INSTRUCTION
Using the entries below, output exactly the line containing "Parse this screenshot: output" and all lines that follow it to the end.

GIVEN INFORMATION
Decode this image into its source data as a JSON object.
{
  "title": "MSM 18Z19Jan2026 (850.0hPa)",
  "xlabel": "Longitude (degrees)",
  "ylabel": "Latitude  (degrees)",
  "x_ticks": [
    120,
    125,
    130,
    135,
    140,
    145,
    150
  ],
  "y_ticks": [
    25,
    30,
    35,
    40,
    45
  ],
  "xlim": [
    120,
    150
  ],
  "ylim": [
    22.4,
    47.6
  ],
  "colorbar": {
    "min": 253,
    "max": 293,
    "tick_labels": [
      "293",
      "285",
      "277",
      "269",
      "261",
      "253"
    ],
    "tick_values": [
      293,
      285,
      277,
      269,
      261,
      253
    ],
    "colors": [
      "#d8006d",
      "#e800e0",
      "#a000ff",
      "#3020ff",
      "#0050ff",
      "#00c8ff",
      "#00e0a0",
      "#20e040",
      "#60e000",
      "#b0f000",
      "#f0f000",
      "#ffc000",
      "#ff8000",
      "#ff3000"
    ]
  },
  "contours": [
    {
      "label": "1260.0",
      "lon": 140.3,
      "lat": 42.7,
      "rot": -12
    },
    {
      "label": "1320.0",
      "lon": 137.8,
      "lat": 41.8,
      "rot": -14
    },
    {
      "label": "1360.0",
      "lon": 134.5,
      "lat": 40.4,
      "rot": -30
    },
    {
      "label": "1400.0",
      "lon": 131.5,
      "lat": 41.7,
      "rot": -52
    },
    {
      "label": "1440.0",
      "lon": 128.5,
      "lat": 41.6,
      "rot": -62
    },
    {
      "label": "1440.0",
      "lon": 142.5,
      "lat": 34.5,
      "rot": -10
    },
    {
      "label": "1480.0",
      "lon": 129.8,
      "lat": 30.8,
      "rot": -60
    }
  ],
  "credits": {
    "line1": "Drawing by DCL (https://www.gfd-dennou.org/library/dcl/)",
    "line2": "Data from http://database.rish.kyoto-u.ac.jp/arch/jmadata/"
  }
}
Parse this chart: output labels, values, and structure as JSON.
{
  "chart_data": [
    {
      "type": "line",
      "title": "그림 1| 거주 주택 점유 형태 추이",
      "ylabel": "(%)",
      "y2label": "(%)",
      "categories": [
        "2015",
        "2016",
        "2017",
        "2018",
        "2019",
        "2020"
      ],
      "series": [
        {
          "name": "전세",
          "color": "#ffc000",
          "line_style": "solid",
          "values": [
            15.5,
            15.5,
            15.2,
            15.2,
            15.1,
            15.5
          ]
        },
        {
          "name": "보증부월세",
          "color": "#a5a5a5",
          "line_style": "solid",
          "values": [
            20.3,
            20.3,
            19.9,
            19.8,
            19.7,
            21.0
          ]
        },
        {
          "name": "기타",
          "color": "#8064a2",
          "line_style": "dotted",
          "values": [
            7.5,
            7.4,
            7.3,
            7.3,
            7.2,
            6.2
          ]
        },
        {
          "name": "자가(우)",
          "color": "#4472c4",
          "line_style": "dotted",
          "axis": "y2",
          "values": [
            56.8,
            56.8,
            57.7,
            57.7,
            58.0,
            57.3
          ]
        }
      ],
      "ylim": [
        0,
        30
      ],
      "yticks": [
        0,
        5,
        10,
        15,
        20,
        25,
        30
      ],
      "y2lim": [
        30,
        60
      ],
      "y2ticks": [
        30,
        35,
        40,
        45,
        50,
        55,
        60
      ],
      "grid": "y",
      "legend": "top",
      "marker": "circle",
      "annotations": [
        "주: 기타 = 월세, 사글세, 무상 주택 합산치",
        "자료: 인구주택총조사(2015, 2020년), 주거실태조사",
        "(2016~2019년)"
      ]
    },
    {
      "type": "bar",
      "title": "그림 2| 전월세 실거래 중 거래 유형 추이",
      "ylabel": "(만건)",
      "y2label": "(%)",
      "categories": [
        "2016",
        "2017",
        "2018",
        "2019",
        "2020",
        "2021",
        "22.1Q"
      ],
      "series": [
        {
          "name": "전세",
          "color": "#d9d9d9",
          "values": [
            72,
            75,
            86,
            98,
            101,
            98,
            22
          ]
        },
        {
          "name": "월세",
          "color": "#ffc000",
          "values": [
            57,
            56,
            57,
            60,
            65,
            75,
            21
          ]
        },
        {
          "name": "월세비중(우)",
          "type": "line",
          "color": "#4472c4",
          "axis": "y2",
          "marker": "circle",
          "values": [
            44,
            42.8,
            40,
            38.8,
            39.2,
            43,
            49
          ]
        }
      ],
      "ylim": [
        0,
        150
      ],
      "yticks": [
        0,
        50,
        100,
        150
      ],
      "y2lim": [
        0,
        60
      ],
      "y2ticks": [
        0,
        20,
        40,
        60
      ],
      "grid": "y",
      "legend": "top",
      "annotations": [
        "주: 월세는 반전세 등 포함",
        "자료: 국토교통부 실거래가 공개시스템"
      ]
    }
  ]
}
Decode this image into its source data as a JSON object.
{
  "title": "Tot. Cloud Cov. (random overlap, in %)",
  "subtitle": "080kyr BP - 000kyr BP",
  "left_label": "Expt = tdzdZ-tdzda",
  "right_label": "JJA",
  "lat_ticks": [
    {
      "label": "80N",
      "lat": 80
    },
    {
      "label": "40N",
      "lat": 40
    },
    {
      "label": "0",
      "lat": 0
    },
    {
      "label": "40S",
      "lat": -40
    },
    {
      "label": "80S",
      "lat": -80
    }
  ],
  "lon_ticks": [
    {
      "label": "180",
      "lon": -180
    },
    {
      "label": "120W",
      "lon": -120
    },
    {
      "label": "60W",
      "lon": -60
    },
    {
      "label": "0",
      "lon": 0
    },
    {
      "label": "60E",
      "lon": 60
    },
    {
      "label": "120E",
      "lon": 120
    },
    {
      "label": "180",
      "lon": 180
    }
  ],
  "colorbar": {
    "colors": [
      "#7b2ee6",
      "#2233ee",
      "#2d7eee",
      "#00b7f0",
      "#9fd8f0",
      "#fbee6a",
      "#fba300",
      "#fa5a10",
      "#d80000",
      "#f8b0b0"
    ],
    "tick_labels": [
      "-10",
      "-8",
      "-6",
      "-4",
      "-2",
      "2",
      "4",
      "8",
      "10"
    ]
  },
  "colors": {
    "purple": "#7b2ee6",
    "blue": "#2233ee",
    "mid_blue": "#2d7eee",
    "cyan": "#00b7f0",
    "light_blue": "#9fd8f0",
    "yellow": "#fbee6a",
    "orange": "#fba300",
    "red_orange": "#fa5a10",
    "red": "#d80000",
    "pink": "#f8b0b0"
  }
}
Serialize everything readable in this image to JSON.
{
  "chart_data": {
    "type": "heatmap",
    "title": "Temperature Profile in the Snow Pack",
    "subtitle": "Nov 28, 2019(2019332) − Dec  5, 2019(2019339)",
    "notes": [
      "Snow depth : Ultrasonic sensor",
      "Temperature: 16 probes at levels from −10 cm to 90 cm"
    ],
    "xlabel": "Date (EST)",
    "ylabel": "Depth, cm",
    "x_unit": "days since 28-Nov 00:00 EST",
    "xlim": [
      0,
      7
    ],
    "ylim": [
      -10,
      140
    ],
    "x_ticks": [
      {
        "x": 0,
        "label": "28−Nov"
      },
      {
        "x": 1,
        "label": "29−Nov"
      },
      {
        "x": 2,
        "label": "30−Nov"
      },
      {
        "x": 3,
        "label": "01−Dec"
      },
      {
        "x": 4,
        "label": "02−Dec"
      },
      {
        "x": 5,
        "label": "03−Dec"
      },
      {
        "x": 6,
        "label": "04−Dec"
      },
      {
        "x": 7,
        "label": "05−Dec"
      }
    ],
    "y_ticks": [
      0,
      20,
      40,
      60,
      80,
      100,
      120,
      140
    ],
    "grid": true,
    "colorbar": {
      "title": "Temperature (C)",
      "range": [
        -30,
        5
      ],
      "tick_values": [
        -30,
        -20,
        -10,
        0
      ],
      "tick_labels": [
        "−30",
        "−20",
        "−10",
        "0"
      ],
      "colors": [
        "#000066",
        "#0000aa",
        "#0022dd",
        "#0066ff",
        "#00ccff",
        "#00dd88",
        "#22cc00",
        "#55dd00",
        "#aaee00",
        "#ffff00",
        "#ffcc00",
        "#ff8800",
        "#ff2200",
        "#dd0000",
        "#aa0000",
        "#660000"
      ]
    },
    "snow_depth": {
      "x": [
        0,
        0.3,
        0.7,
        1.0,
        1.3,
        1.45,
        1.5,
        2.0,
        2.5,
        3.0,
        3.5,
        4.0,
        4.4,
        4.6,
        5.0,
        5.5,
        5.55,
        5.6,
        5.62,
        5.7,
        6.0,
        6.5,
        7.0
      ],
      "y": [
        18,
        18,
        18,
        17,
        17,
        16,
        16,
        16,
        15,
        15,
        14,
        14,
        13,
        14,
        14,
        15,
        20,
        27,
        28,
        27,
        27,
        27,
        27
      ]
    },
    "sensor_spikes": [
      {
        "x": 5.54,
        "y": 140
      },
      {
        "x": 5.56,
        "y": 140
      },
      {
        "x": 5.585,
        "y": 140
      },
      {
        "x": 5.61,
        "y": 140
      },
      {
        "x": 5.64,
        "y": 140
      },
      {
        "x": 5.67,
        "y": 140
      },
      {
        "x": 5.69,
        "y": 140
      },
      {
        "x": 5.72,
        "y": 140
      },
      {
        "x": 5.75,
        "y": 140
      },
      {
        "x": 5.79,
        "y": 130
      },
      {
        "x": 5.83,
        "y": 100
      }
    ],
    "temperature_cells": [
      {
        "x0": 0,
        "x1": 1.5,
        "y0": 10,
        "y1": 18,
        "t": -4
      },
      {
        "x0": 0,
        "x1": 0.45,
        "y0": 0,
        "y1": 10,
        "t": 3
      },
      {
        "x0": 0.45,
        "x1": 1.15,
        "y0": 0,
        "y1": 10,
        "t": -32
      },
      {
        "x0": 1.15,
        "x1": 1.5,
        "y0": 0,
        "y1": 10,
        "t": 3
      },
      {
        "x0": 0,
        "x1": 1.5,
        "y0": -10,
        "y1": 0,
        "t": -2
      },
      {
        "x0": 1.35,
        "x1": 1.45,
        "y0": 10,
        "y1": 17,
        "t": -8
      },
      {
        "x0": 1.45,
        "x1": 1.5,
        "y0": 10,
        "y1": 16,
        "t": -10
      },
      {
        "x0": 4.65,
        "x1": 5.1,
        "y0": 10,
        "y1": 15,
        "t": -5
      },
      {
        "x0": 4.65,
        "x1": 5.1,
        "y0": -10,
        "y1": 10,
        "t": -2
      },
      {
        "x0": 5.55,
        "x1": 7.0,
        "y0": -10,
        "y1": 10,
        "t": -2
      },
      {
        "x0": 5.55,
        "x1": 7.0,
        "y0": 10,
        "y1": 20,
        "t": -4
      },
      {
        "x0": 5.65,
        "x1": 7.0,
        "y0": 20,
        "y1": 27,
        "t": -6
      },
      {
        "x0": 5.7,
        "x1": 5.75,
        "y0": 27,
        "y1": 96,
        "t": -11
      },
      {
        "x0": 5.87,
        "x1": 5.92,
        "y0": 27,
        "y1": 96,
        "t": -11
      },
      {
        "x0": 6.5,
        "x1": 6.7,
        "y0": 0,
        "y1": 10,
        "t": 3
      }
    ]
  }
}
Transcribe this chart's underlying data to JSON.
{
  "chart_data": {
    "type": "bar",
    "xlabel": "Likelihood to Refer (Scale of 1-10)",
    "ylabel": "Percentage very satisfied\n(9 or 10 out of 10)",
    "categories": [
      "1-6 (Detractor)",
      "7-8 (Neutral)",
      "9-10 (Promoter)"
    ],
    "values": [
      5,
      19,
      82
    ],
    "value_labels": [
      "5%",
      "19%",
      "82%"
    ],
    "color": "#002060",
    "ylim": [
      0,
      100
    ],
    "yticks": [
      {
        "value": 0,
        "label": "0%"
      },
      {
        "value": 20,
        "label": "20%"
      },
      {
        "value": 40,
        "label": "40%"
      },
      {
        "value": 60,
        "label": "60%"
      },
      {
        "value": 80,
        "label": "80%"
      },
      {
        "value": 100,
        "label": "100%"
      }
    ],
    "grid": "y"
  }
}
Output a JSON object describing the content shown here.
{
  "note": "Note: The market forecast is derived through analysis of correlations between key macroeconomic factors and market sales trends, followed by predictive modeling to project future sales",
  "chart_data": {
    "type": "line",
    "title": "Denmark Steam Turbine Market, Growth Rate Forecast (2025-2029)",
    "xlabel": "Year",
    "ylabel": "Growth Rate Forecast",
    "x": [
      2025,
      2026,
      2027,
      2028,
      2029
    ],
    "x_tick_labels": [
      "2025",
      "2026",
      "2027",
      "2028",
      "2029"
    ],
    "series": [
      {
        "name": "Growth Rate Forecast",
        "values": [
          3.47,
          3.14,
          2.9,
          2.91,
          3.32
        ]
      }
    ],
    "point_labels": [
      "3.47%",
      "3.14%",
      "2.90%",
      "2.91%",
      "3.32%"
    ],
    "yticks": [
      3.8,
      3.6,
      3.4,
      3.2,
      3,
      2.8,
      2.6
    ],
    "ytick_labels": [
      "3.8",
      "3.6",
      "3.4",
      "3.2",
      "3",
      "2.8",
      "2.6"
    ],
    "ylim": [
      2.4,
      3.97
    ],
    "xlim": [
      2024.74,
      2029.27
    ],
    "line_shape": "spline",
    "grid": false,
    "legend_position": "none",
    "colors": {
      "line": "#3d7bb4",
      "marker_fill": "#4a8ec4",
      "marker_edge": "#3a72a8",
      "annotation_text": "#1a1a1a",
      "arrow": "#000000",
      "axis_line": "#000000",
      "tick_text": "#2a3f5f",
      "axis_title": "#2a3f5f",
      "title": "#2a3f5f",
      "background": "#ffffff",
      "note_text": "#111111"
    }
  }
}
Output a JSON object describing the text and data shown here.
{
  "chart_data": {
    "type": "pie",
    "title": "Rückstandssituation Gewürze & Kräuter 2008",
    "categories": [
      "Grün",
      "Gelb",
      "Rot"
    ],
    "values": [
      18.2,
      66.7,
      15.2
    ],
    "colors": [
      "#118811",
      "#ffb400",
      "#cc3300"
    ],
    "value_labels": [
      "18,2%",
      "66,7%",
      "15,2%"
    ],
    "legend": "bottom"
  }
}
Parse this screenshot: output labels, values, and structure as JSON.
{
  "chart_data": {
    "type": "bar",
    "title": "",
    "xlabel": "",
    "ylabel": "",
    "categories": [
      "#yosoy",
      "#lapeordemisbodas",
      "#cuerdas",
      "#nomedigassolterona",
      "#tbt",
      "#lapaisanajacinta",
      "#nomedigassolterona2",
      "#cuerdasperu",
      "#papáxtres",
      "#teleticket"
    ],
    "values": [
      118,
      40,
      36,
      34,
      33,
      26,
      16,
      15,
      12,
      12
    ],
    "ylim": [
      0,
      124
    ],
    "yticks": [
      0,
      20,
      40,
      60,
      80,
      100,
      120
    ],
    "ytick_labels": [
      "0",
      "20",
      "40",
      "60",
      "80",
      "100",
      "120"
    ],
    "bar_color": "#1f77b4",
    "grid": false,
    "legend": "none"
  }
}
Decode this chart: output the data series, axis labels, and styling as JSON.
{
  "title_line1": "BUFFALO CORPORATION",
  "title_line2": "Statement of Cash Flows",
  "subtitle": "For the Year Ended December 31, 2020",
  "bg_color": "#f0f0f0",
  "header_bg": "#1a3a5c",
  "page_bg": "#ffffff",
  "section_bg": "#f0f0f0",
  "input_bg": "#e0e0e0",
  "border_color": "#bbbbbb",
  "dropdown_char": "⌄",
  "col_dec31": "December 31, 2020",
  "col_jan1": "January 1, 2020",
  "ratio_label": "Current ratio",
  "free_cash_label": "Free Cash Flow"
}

EXERCISE ANSWER
Parse this screenshot: output labels, values, and structure as JSON.
{
  "chart_data": {
    "type": "bar",
    "title": "",
    "xlabel": "",
    "ylabel": "",
    "categories": [
      "#yosoy",
      "#lapeordemisbodas",
      "#cuerdas",
      "#nomedigassolterona",
      "#tbt",
      "#lapaisanajacinta",
      "#nomedigassolterona2",
      "#cuerdasperu",
      "#papáxtres",
      "#teleticket"
    ],
    "values": [
      118,
      40,
      36,
      34,
      33,
      26,
      16,
      15,
      12,
      12
    ],
    "ylim": [
      0,
      124
    ],
    "yticks": [
      0,
      20,
      40,
      60,
      80,
      100,
      120
    ],
    "ytick_labels": [
      "0",
      "20",
      "40",
      "60",
      "80",
      "100",
      "120"
    ],
    "bar_color": "#1f77b4",
    "grid": false,
    "legend": "none"
  }
}
Decode this chart: output the data series, axis labels, and styling as JSON.
{
  "title_line1": "BUFFALO CORPORATION",
  "title_line2": "Statement of Cash Flows",
  "subtitle": "For the Year Ended December 31, 2020",
  "bg_color": "#f0f0f0",
  "header_bg": "#1a3a5c",
  "page_bg": "#ffffff",
  "section_bg": "#f0f0f0",
  "input_bg": "#e0e0e0",
  "border_color": "#bbbbbb",
  "dropdown_char": "⌄",
  "col_dec31": "December 31, 2020",
  "col_jan1": "January 1, 2020",
  "ratio_label": "Current ratio",
  "free_cash_label": "Free Cash Flow"
}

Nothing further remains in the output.